## begin The input
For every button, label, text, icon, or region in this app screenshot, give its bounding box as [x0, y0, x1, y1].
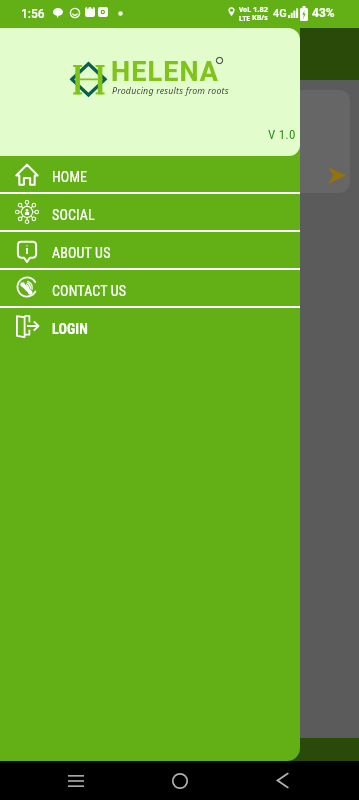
staticText: V 1.0 — [268, 127, 296, 142]
button[interactable]: LOGIN — [0, 308, 300, 344]
staticText: KB/s — [252, 13, 268, 23]
staticText: 1.82 — [253, 4, 268, 14]
staticText: 1:56 — [21, 7, 45, 21]
staticText: LTE — [239, 14, 250, 23]
button[interactable]: Home — [160, 761, 200, 800]
staticText: Producing results from roots — [112, 85, 229, 97]
staticText: 43% — [312, 6, 335, 20]
button[interactable]: CONTACT US — [0, 270, 300, 306]
button[interactable]: HOME — [0, 156, 300, 192]
staticText: ABOUT US — [52, 245, 111, 261]
button[interactable]: SOCIAL — [0, 194, 300, 230]
staticText: LOGIN — [52, 321, 89, 337]
staticText: 4G — [273, 7, 287, 20]
button[interactable]: ABOUT US — [0, 232, 300, 268]
staticText: CONTACT US — [52, 283, 127, 299]
button[interactable]: Back — [262, 761, 302, 800]
staticText: SOCIAL — [52, 207, 95, 223]
button[interactable]: Recent apps — [56, 761, 96, 800]
staticText: HOME — [52, 169, 88, 185]
staticText: VoL — [239, 5, 251, 14]
staticText: HELENA — [111, 56, 220, 88]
## end The input
What is required:
Copy the entries above word for word, from the line with "staticText: V 1.0 — [268, 127, 296, 142]" up to and including the last line of the entries.

Result of the task:
staticText: V 1.0 — [268, 127, 296, 142]
button[interactable]: LOGIN — [0, 308, 300, 344]
staticText: KB/s — [252, 13, 268, 23]
staticText: 1.82 — [253, 4, 268, 14]
staticText: 1:56 — [21, 7, 45, 21]
staticText: LTE — [239, 14, 250, 23]
button[interactable]: Home — [160, 761, 200, 800]
staticText: Producing results from roots — [112, 85, 229, 97]
staticText: 43% — [312, 6, 335, 20]
button[interactable]: CONTACT US — [0, 270, 300, 306]
button[interactable]: HOME — [0, 156, 300, 192]
staticText: ABOUT US — [52, 245, 111, 261]
button[interactable]: SOCIAL — [0, 194, 300, 230]
staticText: LOGIN — [52, 321, 89, 337]
staticText: 4G — [273, 7, 287, 20]
button[interactable]: ABOUT US — [0, 232, 300, 268]
staticText: CONTACT US — [52, 283, 127, 299]
button[interactable]: Back — [262, 761, 302, 800]
staticText: SOCIAL — [52, 207, 95, 223]
button[interactable]: Recent apps — [56, 761, 96, 800]
staticText: HOME — [52, 169, 88, 185]
staticText: VoL — [239, 5, 251, 14]
staticText: HELENA — [111, 56, 220, 88]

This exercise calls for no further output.